■ **WORKING DATA**:
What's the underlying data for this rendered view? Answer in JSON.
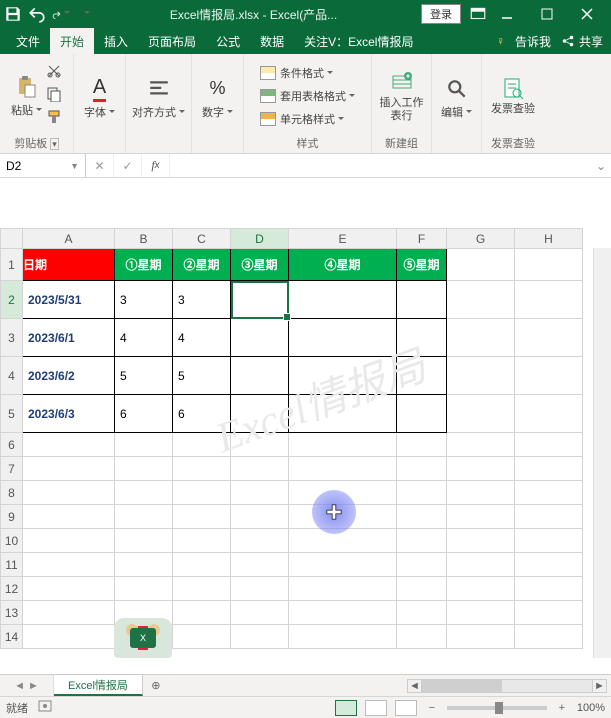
{
  "titlebar": {
    "filename": "Excel情报局.xlsx",
    "app": "Excel(产品...",
    "login": "登录"
  },
  "tabs": {
    "file": "文件",
    "home": "开始",
    "insert": "插入",
    "layout": "页面布局",
    "formulas": "公式",
    "data": "数据",
    "custom": "关注V：Excel情报局",
    "tell_me": "告诉我",
    "share": "共享"
  },
  "ribbon": {
    "paste": "粘贴",
    "clipboard": "剪贴板",
    "font": "字体",
    "alignment": "对齐方式",
    "number": "数字",
    "cond_format": "条件格式",
    "table_format": "套用表格格式",
    "cell_styles": "单元格样式",
    "styles": "样式",
    "insert_ws": "插入工作表行",
    "new_group": "新建组",
    "editing": "编辑",
    "invoice": "发票查验",
    "invoice_group": "发票查验"
  },
  "namebox": {
    "value": "D2"
  },
  "columns": [
    "A",
    "B",
    "C",
    "D",
    "E",
    "F",
    "G",
    "H"
  ],
  "rows": [
    "1",
    "2",
    "3",
    "4",
    "5",
    "6",
    "7",
    "8",
    "9",
    "10",
    "11",
    "12",
    "13",
    "14"
  ],
  "headers": {
    "date": "日期",
    "w1": "①星期",
    "w2": "②星期",
    "w3": "③星期",
    "w4": "④星期",
    "w5": "⑤星期"
  },
  "table": [
    {
      "date": "2023/5/31",
      "v1": "3",
      "v2": "3"
    },
    {
      "date": "2023/6/1",
      "v1": "4",
      "v2": "4"
    },
    {
      "date": "2023/6/2",
      "v1": "5",
      "v2": "5"
    },
    {
      "date": "2023/6/3",
      "v1": "6",
      "v2": "6"
    }
  ],
  "watermark": "Excel情报局",
  "sheet": {
    "name": "Excel情报局"
  },
  "statusbar": {
    "ready": "就绪",
    "zoom": "100%"
  }
}
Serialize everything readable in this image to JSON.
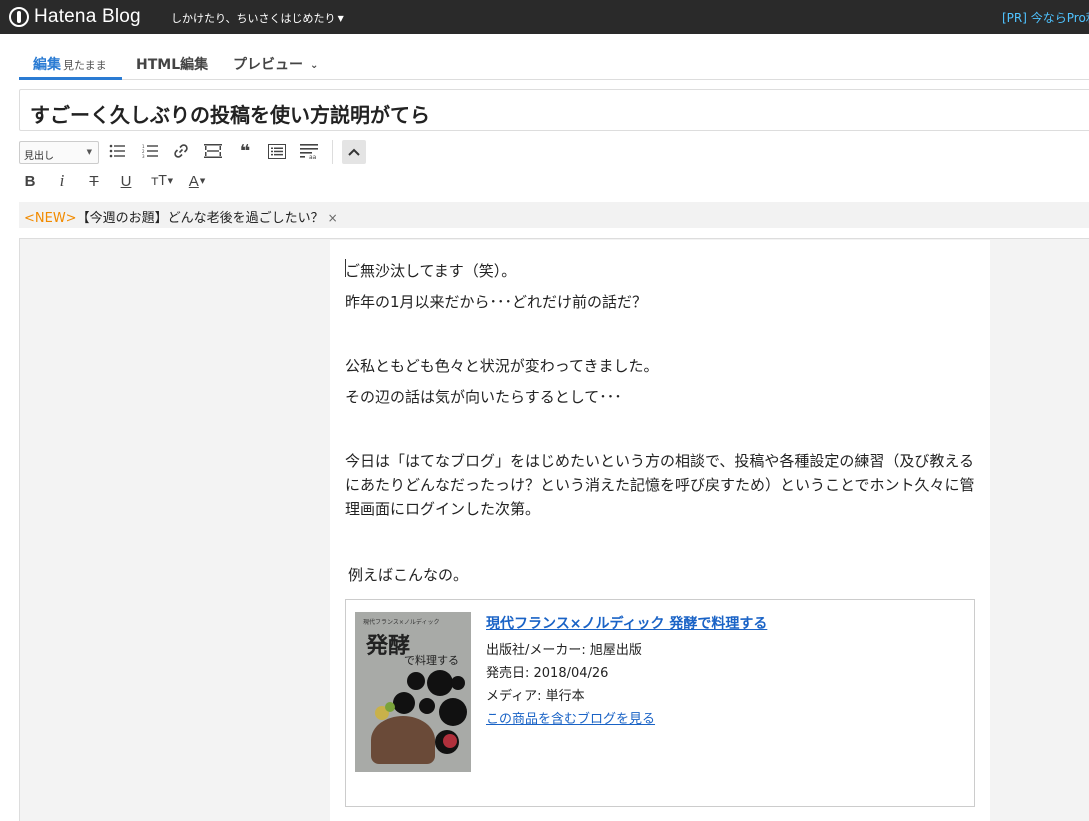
{
  "app": {
    "logo": "Hatena Blog",
    "blog_name": "しかけたり、ちいさくはじめたり",
    "pr_link": "[PR] 今ならPro利"
  },
  "tabs": [
    {
      "label": "編集",
      "sub": "見たまま"
    },
    {
      "label": "HTML編集"
    },
    {
      "label": "プレビュー"
    }
  ],
  "title": "すごーく久しぶりの投稿を使い方説明がてら",
  "toolbar": {
    "format_select": "見出し",
    "row1_icons": [
      "unordered-list-icon",
      "ordered-list-icon",
      "link-icon",
      "more-separator-icon",
      "blockquote-icon",
      "table-of-contents-icon",
      "footnote-icon"
    ],
    "row2_icons": [
      "bold-icon",
      "italic-icon",
      "strikethrough-icon",
      "underline-icon",
      "font-size-icon",
      "text-color-icon"
    ],
    "row2_glyphs": [
      "B",
      "i",
      "T",
      "U",
      "тT",
      "A"
    ]
  },
  "notice": {
    "badge": "<NEW>",
    "text": "【今週のお題】どんな老後を過ごしたい？",
    "close": "×"
  },
  "body": {
    "p1": "ご無沙汰してます（笑）。",
    "p2": "昨年の1月以来だから･･･どれだけ前の話だ？",
    "p3": "公私ともども色々と状況が変わってきました。",
    "p4": "その辺の話は気が向いたらするとして･･･",
    "p5": "今日は「はてなブログ」をはじめたいという方の相談で、投稿や各種設定の練習（及び教えるにあたりどんなだったっけ？という消えた記憶を呼び戻すため）ということでホント久々に管理画面にログインした次第。",
    "p6": "例えばこんなの。"
  },
  "product": {
    "title": "現代フランス×ノルディック 発酵で料理する",
    "publisher": "出版社/メーカー: 旭屋出版",
    "release": "発売日: 2018/04/26",
    "media": "メディア: 単行本",
    "more_link": "この商品を含むブログを見る",
    "cover_series": "現代フランス×ノルディック",
    "cover_title": "発酵",
    "cover_subtitle": "で料理する"
  }
}
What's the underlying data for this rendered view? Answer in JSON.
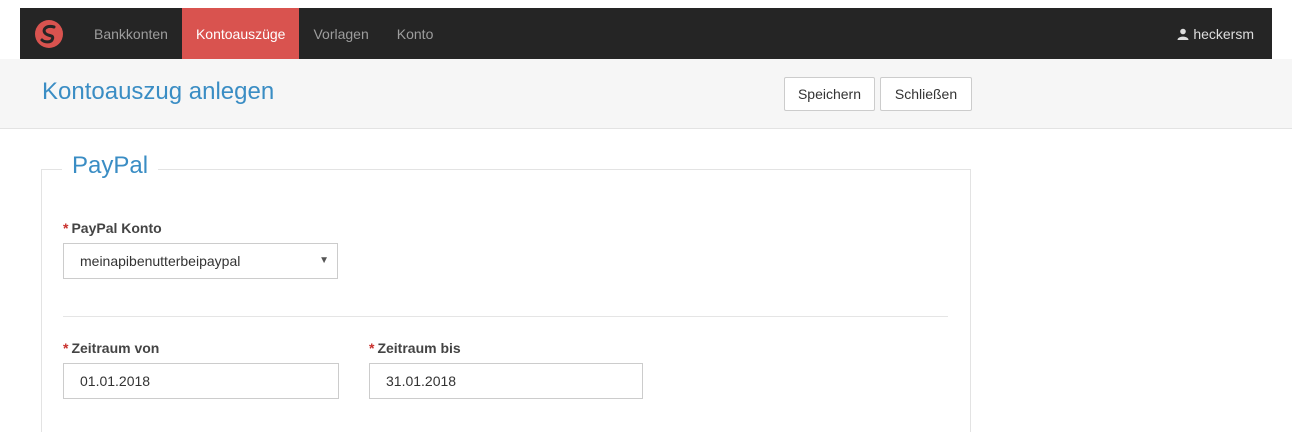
{
  "nav": {
    "items": [
      {
        "label": "Bankkonten",
        "active": false
      },
      {
        "label": "Kontoauszüge",
        "active": true
      },
      {
        "label": "Vorlagen",
        "active": false
      },
      {
        "label": "Konto",
        "active": false
      }
    ],
    "user": "heckersm"
  },
  "header": {
    "title": "Kontoauszug anlegen",
    "save_label": "Speichern",
    "close_label": "Schließen"
  },
  "form": {
    "legend": "PayPal",
    "paypal_account": {
      "label": "PayPal Konto",
      "value": "meinapibenutterbeipaypal"
    },
    "date_from": {
      "label": "Zeitraum von",
      "value": "01.01.2018"
    },
    "date_to": {
      "label": "Zeitraum bis",
      "value": "31.01.2018"
    },
    "required_marker": "*"
  },
  "colors": {
    "navbar": "#252525",
    "active_tab": "#d9534f",
    "accent": "#3a8dc4",
    "required": "#c9302c"
  },
  "icons": {
    "logo": "app-logo-icon",
    "user": "user-icon",
    "select": "caret-down-icon"
  }
}
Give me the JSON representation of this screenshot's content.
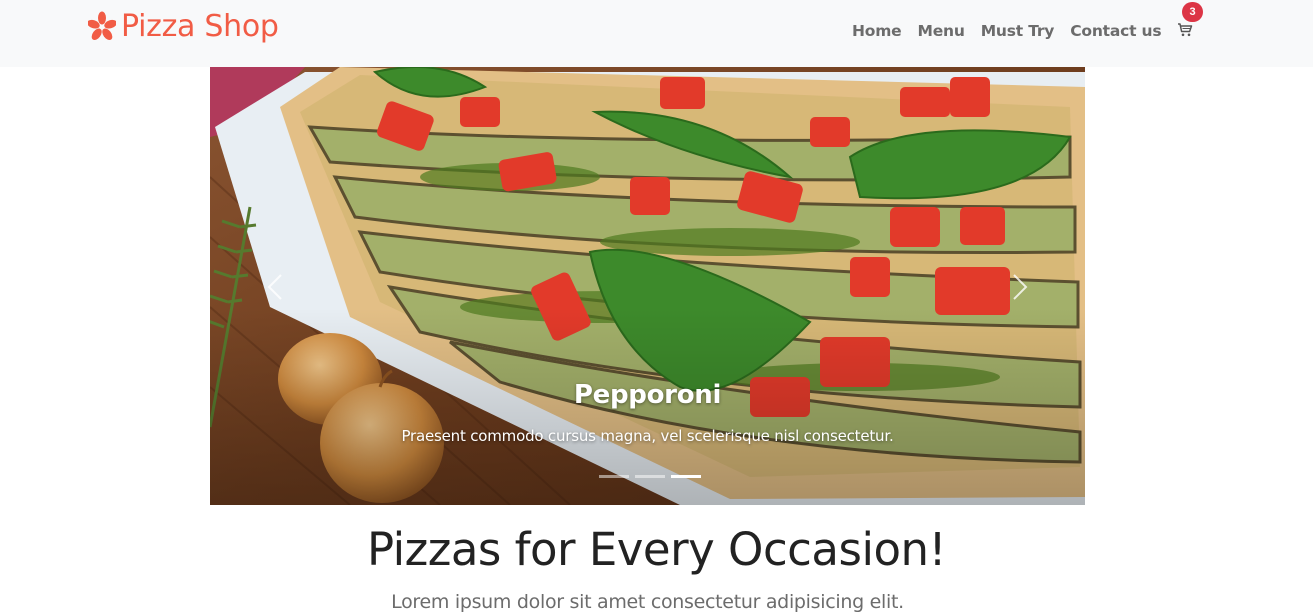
{
  "navbar": {
    "brand": "Pizza Shop",
    "brand_icon": "pizza-flower-icon",
    "brand_color": "#f15c45",
    "links": [
      {
        "label": "Home"
      },
      {
        "label": "Menu"
      },
      {
        "label": "Must Try"
      },
      {
        "label": "Contact us"
      }
    ],
    "cart": {
      "icon": "cart-icon",
      "count": "3",
      "badge_color": "#dc3545"
    }
  },
  "carousel": {
    "active_slide": 3,
    "slide_count": 3,
    "caption_title": "Pepporoni",
    "caption_text": "Praesent commodo cursus magna, vel scelerisque nisl consectetur.",
    "prev_icon": "chevron-left-icon",
    "next_icon": "chevron-right-icon"
  },
  "hero": {
    "heading": "Pizzas for Every Occasion!",
    "subtext": "Lorem ipsum dolor sit amet consectetur adipisicing elit."
  }
}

■ **EXERCISE DETAILS**: Copy the listing exactly. Any image in it stays out of the copy.

■ **EXERCISE OUTPUT**:
What's the underlying data for this rendered view? Answer in JSON.
{
  "titlebar": {
    "filename": "Excel情报局.xlsx",
    "app": "Excel(产品...",
    "login": "登录"
  },
  "tabs": {
    "file": "文件",
    "home": "开始",
    "insert": "插入",
    "layout": "页面布局",
    "formulas": "公式",
    "data": "数据",
    "custom": "关注V：Excel情报局",
    "tell_me": "告诉我",
    "share": "共享"
  },
  "ribbon": {
    "paste": "粘贴",
    "clipboard": "剪贴板",
    "font": "字体",
    "alignment": "对齐方式",
    "number": "数字",
    "cond_format": "条件格式",
    "table_format": "套用表格格式",
    "cell_styles": "单元格样式",
    "styles": "样式",
    "insert_ws": "插入工作表行",
    "new_group": "新建组",
    "editing": "编辑",
    "invoice": "发票查验",
    "invoice_group": "发票查验"
  },
  "namebox": {
    "value": "D2"
  },
  "columns": [
    "A",
    "B",
    "C",
    "D",
    "E",
    "F",
    "G",
    "H"
  ],
  "rows": [
    "1",
    "2",
    "3",
    "4",
    "5",
    "6",
    "7",
    "8",
    "9",
    "10",
    "11",
    "12",
    "13",
    "14"
  ],
  "headers": {
    "date": "日期",
    "w1": "①星期",
    "w2": "②星期",
    "w3": "③星期",
    "w4": "④星期",
    "w5": "⑤星期"
  },
  "table": [
    {
      "date": "2023/5/31",
      "v1": "3",
      "v2": "3"
    },
    {
      "date": "2023/6/1",
      "v1": "4",
      "v2": "4"
    },
    {
      "date": "2023/6/2",
      "v1": "5",
      "v2": "5"
    },
    {
      "date": "2023/6/3",
      "v1": "6",
      "v2": "6"
    }
  ],
  "watermark": "Excel情报局",
  "sheet": {
    "name": "Excel情报局"
  },
  "statusbar": {
    "ready": "就绪",
    "zoom": "100%"
  }
}
Serialize everything readable in this image to JSON.
{
  "app": {
    "logo": "Hatena Blog",
    "blog_name": "しかけたり、ちいさくはじめたり",
    "pr_link": "[PR] 今ならPro利"
  },
  "tabs": [
    {
      "label": "編集",
      "sub": "見たまま"
    },
    {
      "label": "HTML編集"
    },
    {
      "label": "プレビュー"
    }
  ],
  "title": "すごーく久しぶりの投稿を使い方説明がてら",
  "toolbar": {
    "format_select": "見出し",
    "row1_icons": [
      "unordered-list-icon",
      "ordered-list-icon",
      "link-icon",
      "more-separator-icon",
      "blockquote-icon",
      "table-of-contents-icon",
      "footnote-icon"
    ],
    "row2_icons": [
      "bold-icon",
      "italic-icon",
      "strikethrough-icon",
      "underline-icon",
      "font-size-icon",
      "text-color-icon"
    ],
    "row2_glyphs": [
      "B",
      "i",
      "T",
      "U",
      "тT",
      "A"
    ]
  },
  "notice": {
    "badge": "<NEW>",
    "text": "【今週のお題】どんな老後を過ごしたい？",
    "close": "×"
  },
  "body": {
    "p1": "ご無沙汰してます（笑）。",
    "p2": "昨年の1月以来だから･･･どれだけ前の話だ？",
    "p3": "公私ともども色々と状況が変わってきました。",
    "p4": "その辺の話は気が向いたらするとして･･･",
    "p5": "今日は「はてなブログ」をはじめたいという方の相談で、投稿や各種設定の練習（及び教えるにあたりどんなだったっけ？という消えた記憶を呼び戻すため）ということでホント久々に管理画面にログインした次第。",
    "p6": "例えばこんなの。"
  },
  "product": {
    "title": "現代フランス×ノルディック 発酵で料理する",
    "publisher": "出版社/メーカー: 旭屋出版",
    "release": "発売日: 2018/04/26",
    "media": "メディア: 単行本",
    "more_link": "この商品を含むブログを見る",
    "cover_series": "現代フランス×ノルディック",
    "cover_title": "発酵",
    "cover_subtitle": "で料理する"
  }
}
What's the underlying data for this rendered view? Answer in JSON.
{
  "nav": {
    "items": [
      {
        "label": "Bankkonten",
        "active": false
      },
      {
        "label": "Kontoauszüge",
        "active": true
      },
      {
        "label": "Vorlagen",
        "active": false
      },
      {
        "label": "Konto",
        "active": false
      }
    ],
    "user": "heckersm"
  },
  "header": {
    "title": "Kontoauszug anlegen",
    "save_label": "Speichern",
    "close_label": "Schließen"
  },
  "form": {
    "legend": "PayPal",
    "paypal_account": {
      "label": "PayPal Konto",
      "value": "meinapibenutterbeipaypal"
    },
    "date_from": {
      "label": "Zeitraum von",
      "value": "01.01.2018"
    },
    "date_to": {
      "label": "Zeitraum bis",
      "value": "31.01.2018"
    },
    "required_marker": "*"
  },
  "colors": {
    "navbar": "#252525",
    "active_tab": "#d9534f",
    "accent": "#3a8dc4",
    "required": "#c9302c"
  },
  "icons": {
    "logo": "app-logo-icon",
    "user": "user-icon",
    "select": "caret-down-icon"
  }
}
Give me the JSON representation of this screenshot's content.
{
  "navbar": {
    "brand": "Pizza Shop",
    "brand_icon": "pizza-flower-icon",
    "brand_color": "#f15c45",
    "links": [
      {
        "label": "Home"
      },
      {
        "label": "Menu"
      },
      {
        "label": "Must Try"
      },
      {
        "label": "Contact us"
      }
    ],
    "cart": {
      "icon": "cart-icon",
      "count": "3",
      "badge_color": "#dc3545"
    }
  },
  "carousel": {
    "active_slide": 3,
    "slide_count": 3,
    "caption_title": "Pepporoni",
    "caption_text": "Praesent commodo cursus magna, vel scelerisque nisl consectetur.",
    "prev_icon": "chevron-left-icon",
    "next_icon": "chevron-right-icon"
  },
  "hero": {
    "heading": "Pizzas for Every Occasion!",
    "subtext": "Lorem ipsum dolor sit amet consectetur adipisicing elit."
  }
}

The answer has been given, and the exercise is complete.